- [Challenge] For each line below that contains the string "name", copy that line.

- [Provided information]
──────

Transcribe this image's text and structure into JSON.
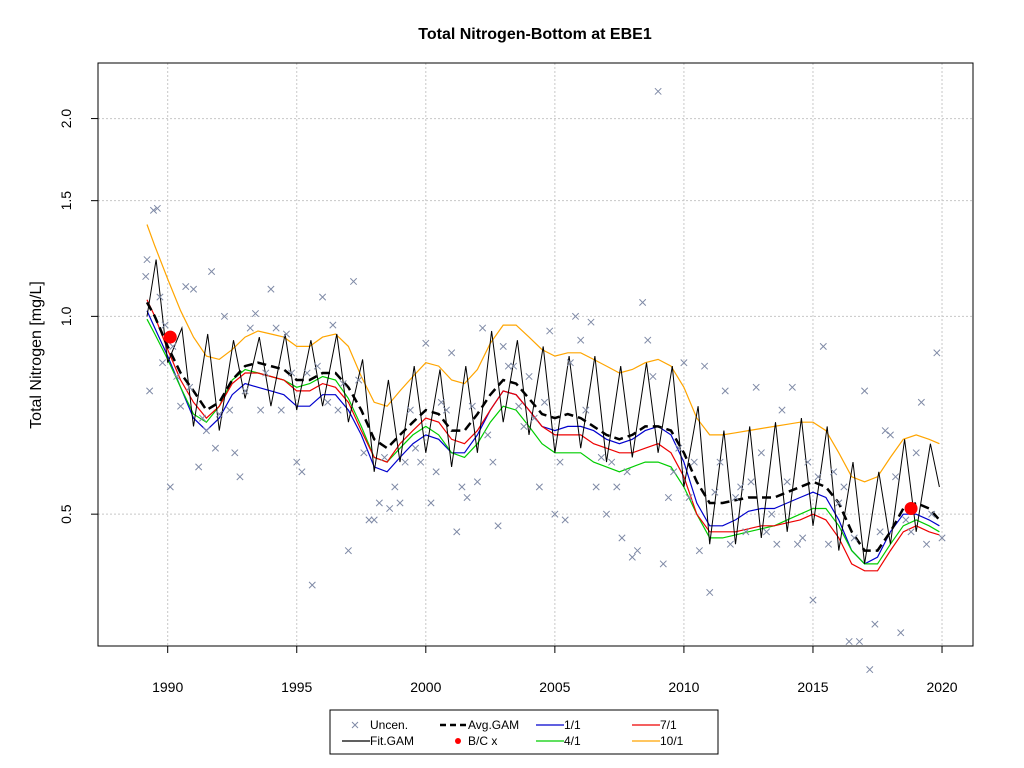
{
  "chart_data": {
    "type": "line",
    "title": "Total Nitrogen-Bottom at EBE1",
    "ylabel": "Total Nitrogen [mg/L]",
    "xlabel": "",
    "x_range": [
      1987.3,
      2021.2
    ],
    "y_range": [
      0.315,
      2.43
    ],
    "y_scale": "log",
    "x_ticks": [
      1990,
      1995,
      2000,
      2005,
      2010,
      2015,
      2020
    ],
    "y_ticks": [
      0.5,
      1.0,
      1.5,
      2.0
    ],
    "y_tick_labels": [
      "0.5",
      "1.0",
      "1.5",
      "2.0"
    ],
    "grid": true,
    "legend_position": "bottom",
    "legend": [
      {
        "label": "Uncen.",
        "kind": "cross",
        "color": "#7f8aa6"
      },
      {
        "label": "Fit.GAM",
        "kind": "line",
        "color": "#000000"
      },
      {
        "label": "Avg.GAM",
        "kind": "dashed",
        "color": "#000000"
      },
      {
        "label": "B/C x",
        "kind": "dot",
        "color": "#ff0000"
      },
      {
        "label": "1/1",
        "kind": "line",
        "color": "#0000cd"
      },
      {
        "label": "4/1",
        "kind": "line",
        "color": "#00cd00"
      },
      {
        "label": "7/1",
        "kind": "line",
        "color": "#ee0000"
      },
      {
        "label": "10/1",
        "kind": "line",
        "color": "#ffa500"
      }
    ],
    "series": [
      {
        "name": "Avg.GAM",
        "color": "#000000",
        "dash": true,
        "x": [
          1989.2,
          1989.5,
          1990.0,
          1990.5,
          1991.0,
          1991.5,
          1992.0,
          1992.5,
          1993.0,
          1993.5,
          1994.0,
          1994.5,
          1995.0,
          1995.5,
          1996.0,
          1996.5,
          1997.0,
          1997.5,
          1998.0,
          1998.5,
          1999.0,
          1999.5,
          2000.0,
          2000.5,
          2001.0,
          2001.5,
          2002.0,
          2002.5,
          2003.0,
          2003.5,
          2004.0,
          2004.5,
          2005.0,
          2005.5,
          2006.0,
          2006.5,
          2007.0,
          2007.5,
          2008.0,
          2008.5,
          2009.0,
          2009.5,
          2010.0,
          2010.5,
          2011.0,
          2011.5,
          2012.0,
          2012.5,
          2013.0,
          2013.5,
          2014.0,
          2014.5,
          2015.0,
          2015.5,
          2016.0,
          2016.5,
          2017.0,
          2017.5,
          2018.0,
          2018.5,
          2019.0,
          2019.5,
          2019.9
        ],
        "y": [
          1.05,
          1.0,
          0.9,
          0.82,
          0.77,
          0.72,
          0.74,
          0.8,
          0.84,
          0.85,
          0.84,
          0.83,
          0.8,
          0.8,
          0.82,
          0.82,
          0.78,
          0.72,
          0.65,
          0.63,
          0.66,
          0.69,
          0.72,
          0.71,
          0.67,
          0.67,
          0.71,
          0.76,
          0.8,
          0.79,
          0.75,
          0.71,
          0.7,
          0.71,
          0.7,
          0.68,
          0.66,
          0.65,
          0.66,
          0.68,
          0.68,
          0.67,
          0.62,
          0.56,
          0.52,
          0.52,
          0.525,
          0.53,
          0.53,
          0.53,
          0.54,
          0.55,
          0.56,
          0.55,
          0.52,
          0.47,
          0.44,
          0.44,
          0.47,
          0.51,
          0.52,
          0.51,
          0.49
        ]
      },
      {
        "name": "1/1",
        "color": "#0000cd",
        "dash": false,
        "x": [
          1989.2,
          1989.5,
          1990.0,
          1990.5,
          1991.0,
          1991.5,
          1992.0,
          1992.5,
          1993.0,
          1993.5,
          1994.0,
          1994.5,
          1995.0,
          1995.5,
          1996.0,
          1996.5,
          1997.0,
          1997.5,
          1998.0,
          1998.5,
          1999.0,
          1999.5,
          2000.0,
          2000.5,
          2001.0,
          2001.5,
          2002.0,
          2002.5,
          2003.0,
          2003.5,
          2004.0,
          2004.5,
          2005.0,
          2005.5,
          2006.0,
          2006.5,
          2007.0,
          2007.5,
          2008.0,
          2008.5,
          2009.0,
          2009.5,
          2010.0,
          2010.5,
          2011.0,
          2011.5,
          2012.0,
          2012.5,
          2013.0,
          2013.5,
          2014.0,
          2014.5,
          2015.0,
          2015.5,
          2016.0,
          2016.5,
          2017.0,
          2017.5,
          2018.0,
          2018.5,
          2019.0,
          2019.5,
          2019.9
        ],
        "y": [
          1.02,
          0.96,
          0.87,
          0.78,
          0.7,
          0.67,
          0.7,
          0.76,
          0.79,
          0.78,
          0.77,
          0.76,
          0.73,
          0.73,
          0.76,
          0.76,
          0.72,
          0.66,
          0.59,
          0.58,
          0.61,
          0.64,
          0.66,
          0.65,
          0.62,
          0.62,
          0.66,
          0.72,
          0.77,
          0.76,
          0.72,
          0.68,
          0.67,
          0.68,
          0.68,
          0.67,
          0.65,
          0.64,
          0.65,
          0.67,
          0.68,
          0.66,
          0.6,
          0.52,
          0.48,
          0.48,
          0.49,
          0.505,
          0.51,
          0.51,
          0.52,
          0.53,
          0.54,
          0.53,
          0.49,
          0.44,
          0.42,
          0.43,
          0.47,
          0.5,
          0.5,
          0.49,
          0.48
        ]
      },
      {
        "name": "4/1",
        "color": "#00cd00",
        "dash": false,
        "x": [
          1989.2,
          1989.5,
          1990.0,
          1990.5,
          1991.0,
          1991.5,
          1992.0,
          1992.5,
          1993.0,
          1993.5,
          1994.0,
          1994.5,
          1995.0,
          1995.5,
          1996.0,
          1996.5,
          1997.0,
          1997.5,
          1998.0,
          1998.5,
          1999.0,
          1999.5,
          2000.0,
          2000.5,
          2001.0,
          2001.5,
          2002.0,
          2002.5,
          2003.0,
          2003.5,
          2004.0,
          2004.5,
          2005.0,
          2005.5,
          2006.0,
          2006.5,
          2007.0,
          2007.5,
          2008.0,
          2008.5,
          2009.0,
          2009.5,
          2010.0,
          2010.5,
          2011.0,
          2011.5,
          2012.0,
          2012.5,
          2013.0,
          2013.5,
          2014.0,
          2014.5,
          2015.0,
          2015.5,
          2016.0,
          2016.5,
          2017.0,
          2017.5,
          2018.0,
          2018.5,
          2019.0,
          2019.5,
          2019.9
        ],
        "y": [
          0.99,
          0.94,
          0.86,
          0.78,
          0.71,
          0.69,
          0.73,
          0.8,
          0.83,
          0.82,
          0.81,
          0.8,
          0.78,
          0.79,
          0.81,
          0.8,
          0.75,
          0.68,
          0.61,
          0.6,
          0.63,
          0.66,
          0.68,
          0.66,
          0.62,
          0.61,
          0.64,
          0.69,
          0.73,
          0.72,
          0.68,
          0.64,
          0.62,
          0.62,
          0.62,
          0.6,
          0.59,
          0.58,
          0.59,
          0.6,
          0.6,
          0.59,
          0.55,
          0.5,
          0.46,
          0.46,
          0.465,
          0.47,
          0.475,
          0.48,
          0.49,
          0.5,
          0.51,
          0.51,
          0.48,
          0.44,
          0.42,
          0.42,
          0.45,
          0.48,
          0.49,
          0.48,
          0.47
        ]
      },
      {
        "name": "7/1",
        "color": "#ee0000",
        "dash": false,
        "x": [
          1989.2,
          1989.5,
          1990.0,
          1990.5,
          1991.0,
          1991.5,
          1992.0,
          1992.5,
          1993.0,
          1993.5,
          1994.0,
          1994.5,
          1995.0,
          1995.5,
          1996.0,
          1996.5,
          1997.0,
          1997.5,
          1998.0,
          1998.5,
          1999.0,
          1999.5,
          2000.0,
          2000.5,
          2001.0,
          2001.5,
          2002.0,
          2002.5,
          2003.0,
          2003.5,
          2004.0,
          2004.5,
          2005.0,
          2005.5,
          2006.0,
          2006.5,
          2007.0,
          2007.5,
          2008.0,
          2008.5,
          2009.0,
          2009.5,
          2010.0,
          2010.5,
          2011.0,
          2011.5,
          2012.0,
          2012.5,
          2013.0,
          2013.5,
          2014.0,
          2014.5,
          2015.0,
          2015.5,
          2016.0,
          2016.5,
          2017.0,
          2017.5,
          2018.0,
          2018.5,
          2019.0,
          2019.5,
          2019.9
        ],
        "y": [
          1.06,
          1.0,
          0.89,
          0.8,
          0.74,
          0.7,
          0.73,
          0.79,
          0.82,
          0.82,
          0.81,
          0.8,
          0.77,
          0.77,
          0.79,
          0.78,
          0.74,
          0.67,
          0.61,
          0.6,
          0.64,
          0.67,
          0.7,
          0.69,
          0.65,
          0.64,
          0.67,
          0.72,
          0.77,
          0.76,
          0.72,
          0.68,
          0.66,
          0.66,
          0.66,
          0.64,
          0.63,
          0.62,
          0.62,
          0.63,
          0.64,
          0.62,
          0.57,
          0.5,
          0.47,
          0.47,
          0.47,
          0.475,
          0.48,
          0.48,
          0.485,
          0.49,
          0.5,
          0.49,
          0.46,
          0.42,
          0.41,
          0.41,
          0.44,
          0.47,
          0.48,
          0.47,
          0.465
        ]
      },
      {
        "name": "10/1",
        "color": "#ffa500",
        "dash": false,
        "x": [
          1989.2,
          1989.5,
          1990.0,
          1990.5,
          1991.0,
          1991.5,
          1992.0,
          1992.5,
          1993.0,
          1993.5,
          1994.0,
          1994.5,
          1995.0,
          1995.5,
          1996.0,
          1996.5,
          1997.0,
          1997.5,
          1998.0,
          1998.5,
          1999.0,
          1999.5,
          2000.0,
          2000.5,
          2001.0,
          2001.5,
          2002.0,
          2002.5,
          2003.0,
          2003.5,
          2004.0,
          2004.5,
          2005.0,
          2005.5,
          2006.0,
          2006.5,
          2007.0,
          2007.5,
          2008.0,
          2008.5,
          2009.0,
          2009.5,
          2010.0,
          2010.5,
          2011.0,
          2011.5,
          2012.0,
          2012.5,
          2013.0,
          2013.5,
          2014.0,
          2014.5,
          2015.0,
          2015.5,
          2016.0,
          2016.5,
          2017.0,
          2017.5,
          2018.0,
          2018.5,
          2019.0,
          2019.5,
          2019.9
        ],
        "y": [
          1.38,
          1.28,
          1.14,
          1.02,
          0.93,
          0.87,
          0.86,
          0.89,
          0.93,
          0.95,
          0.94,
          0.93,
          0.9,
          0.9,
          0.93,
          0.94,
          0.9,
          0.81,
          0.74,
          0.73,
          0.77,
          0.81,
          0.85,
          0.84,
          0.8,
          0.79,
          0.83,
          0.91,
          0.97,
          0.97,
          0.93,
          0.89,
          0.87,
          0.88,
          0.88,
          0.86,
          0.84,
          0.82,
          0.83,
          0.85,
          0.86,
          0.84,
          0.78,
          0.7,
          0.66,
          0.66,
          0.665,
          0.67,
          0.675,
          0.68,
          0.685,
          0.69,
          0.69,
          0.67,
          0.62,
          0.57,
          0.56,
          0.57,
          0.61,
          0.65,
          0.66,
          0.65,
          0.64
        ]
      }
    ],
    "fit_gam": {
      "name": "Fit.GAM",
      "color": "#000000",
      "x": [
        1989.2,
        1989.55,
        1990.0,
        1990.55,
        1991.0,
        1991.55,
        1992.0,
        1992.55,
        1993.0,
        1993.55,
        1994.0,
        1994.55,
        1995.0,
        1995.55,
        1996.0,
        1996.55,
        1997.0,
        1997.55,
        1998.0,
        1998.55,
        1999.0,
        1999.55,
        2000.0,
        2000.55,
        2001.0,
        2001.55,
        2002.0,
        2002.55,
        2003.0,
        2003.55,
        2004.0,
        2004.55,
        2005.0,
        2005.55,
        2006.0,
        2006.55,
        2007.0,
        2007.55,
        2008.0,
        2008.55,
        2009.0,
        2009.55,
        2010.0,
        2010.55,
        2011.0,
        2011.55,
        2012.0,
        2012.55,
        2013.0,
        2013.55,
        2014.0,
        2014.55,
        2015.0,
        2015.55,
        2016.0,
        2016.55,
        2017.0,
        2017.55,
        2018.0,
        2018.55,
        2019.0,
        2019.55,
        2019.9
      ],
      "y": [
        1.0,
        1.22,
        0.85,
        0.96,
        0.68,
        0.94,
        0.67,
        0.92,
        0.75,
        0.93,
        0.73,
        0.94,
        0.72,
        0.92,
        0.73,
        0.94,
        0.69,
        0.86,
        0.58,
        0.8,
        0.6,
        0.84,
        0.62,
        0.83,
        0.59,
        0.84,
        0.62,
        0.95,
        0.69,
        0.92,
        0.66,
        0.9,
        0.62,
        0.87,
        0.63,
        0.87,
        0.6,
        0.84,
        0.61,
        0.85,
        0.62,
        0.84,
        0.55,
        0.73,
        0.45,
        0.67,
        0.45,
        0.68,
        0.46,
        0.69,
        0.47,
        0.7,
        0.48,
        0.68,
        0.44,
        0.6,
        0.42,
        0.58,
        0.45,
        0.65,
        0.47,
        0.64,
        0.55
      ]
    },
    "uncensored_points": {
      "x": [
        1989.15,
        1989.2,
        1989.3,
        1989.45,
        1989.6,
        1989.7,
        1989.8,
        1989.9,
        1990.1,
        1990.2,
        1990.35,
        1990.5,
        1990.7,
        1990.85,
        1991.0,
        1991.2,
        1991.35,
        1991.5,
        1991.7,
        1991.85,
        1992.0,
        1992.2,
        1992.4,
        1992.6,
        1992.8,
        1993.0,
        1993.2,
        1993.4,
        1993.6,
        1993.8,
        1994.0,
        1994.2,
        1994.4,
        1994.6,
        1994.8,
        1995.0,
        1995.2,
        1995.4,
        1995.6,
        1995.8,
        1996.0,
        1996.2,
        1996.4,
        1996.6,
        1996.8,
        1997.0,
        1997.2,
        1997.4,
        1997.6,
        1997.8,
        1998.0,
        1998.2,
        1998.4,
        1998.6,
        1998.8,
        1999.0,
        1999.2,
        1999.4,
        1999.6,
        1999.8,
        2000.0,
        2000.2,
        2000.4,
        2000.6,
        2000.8,
        2001.0,
        2001.2,
        2001.4,
        2001.6,
        2001.8,
        2002.0,
        2002.2,
        2002.4,
        2002.6,
        2002.8,
        2003.0,
        2003.2,
        2003.4,
        2003.6,
        2003.8,
        2004.0,
        2004.2,
        2004.4,
        2004.6,
        2004.8,
        2005.0,
        2005.2,
        2005.4,
        2005.6,
        2005.8,
        2006.0,
        2006.2,
        2006.4,
        2006.6,
        2006.8,
        2007.0,
        2007.2,
        2007.4,
        2007.6,
        2007.8,
        2008.0,
        2008.2,
        2008.4,
        2008.6,
        2008.8,
        2009.0,
        2009.2,
        2009.4,
        2009.6,
        2009.8,
        2010.0,
        2010.2,
        2010.4,
        2010.6,
        2010.8,
        2011.0,
        2011.2,
        2011.4,
        2011.6,
        2011.8,
        2012.0,
        2012.2,
        2012.4,
        2012.6,
        2012.8,
        2013.0,
        2013.2,
        2013.4,
        2013.6,
        2013.8,
        2014.0,
        2014.2,
        2014.4,
        2014.6,
        2014.8,
        2015.0,
        2015.2,
        2015.4,
        2015.6,
        2015.8,
        2016.0,
        2016.2,
        2016.4,
        2016.6,
        2016.8,
        2017.0,
        2017.2,
        2017.4,
        2017.6,
        2017.8,
        2018.0,
        2018.2,
        2018.4,
        2018.6,
        2018.8,
        2019.0,
        2019.2,
        2019.4,
        2019.6,
        2019.8,
        2020.0
      ],
      "y": [
        1.15,
        1.22,
        0.77,
        1.45,
        1.46,
        1.07,
        0.85,
        0.97,
        0.55,
        0.9,
        0.81,
        0.73,
        1.11,
        0.78,
        1.1,
        0.59,
        0.7,
        0.67,
        1.17,
        0.63,
        0.71,
        1.0,
        0.72,
        0.62,
        0.57,
        0.77,
        0.96,
        1.01,
        0.72,
        0.82,
        1.1,
        0.96,
        0.72,
        0.94,
        0.82,
        0.6,
        0.58,
        0.82,
        0.39,
        0.84,
        1.07,
        0.74,
        0.97,
        0.72,
        0.79,
        0.44,
        1.13,
        0.8,
        0.62,
        0.49,
        0.49,
        0.52,
        0.61,
        0.51,
        0.55,
        0.52,
        0.6,
        0.72,
        0.63,
        0.6,
        0.91,
        0.52,
        0.58,
        0.74,
        0.72,
        0.88,
        0.47,
        0.55,
        0.53,
        0.73,
        0.56,
        0.96,
        0.66,
        0.6,
        0.48,
        0.9,
        0.84,
        0.84,
        0.73,
        0.68,
        0.81,
        0.7,
        0.55,
        0.74,
        0.95,
        0.5,
        0.6,
        0.49,
        0.85,
        1.0,
        0.92,
        0.72,
        0.98,
        0.55,
        0.61,
        0.5,
        0.6,
        0.55,
        0.46,
        0.58,
        0.43,
        0.44,
        1.05,
        0.92,
        0.81,
        2.2,
        0.42,
        0.53,
        0.58,
        0.63,
        0.85,
        0.53,
        0.6,
        0.44,
        0.84,
        0.38,
        0.54,
        0.6,
        0.77,
        0.45,
        0.53,
        0.55,
        0.47,
        0.56,
        0.78,
        0.62,
        0.47,
        0.5,
        0.45,
        0.72,
        0.56,
        0.78,
        0.45,
        0.46,
        0.6,
        0.37,
        0.57,
        0.9,
        0.45,
        0.58,
        0.52,
        0.55,
        0.32,
        0.46,
        0.32,
        0.77,
        0.29,
        0.34,
        0.47,
        0.67,
        0.66,
        0.57,
        0.33,
        0.49,
        0.47,
        0.62,
        0.74,
        0.45,
        0.5,
        0.88,
        0.46
      ]
    },
    "bc_points": {
      "x": [
        1990.1,
        2018.8
      ],
      "y": [
        0.93,
        0.51
      ]
    }
  }
}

──────

- [Correct output]
        "name": "Avg.GAM",
        "name": "1/1",
        "name": "4/1",
        "name": "7/1",
        "name": "10/1",
      "name": "Fit.GAM",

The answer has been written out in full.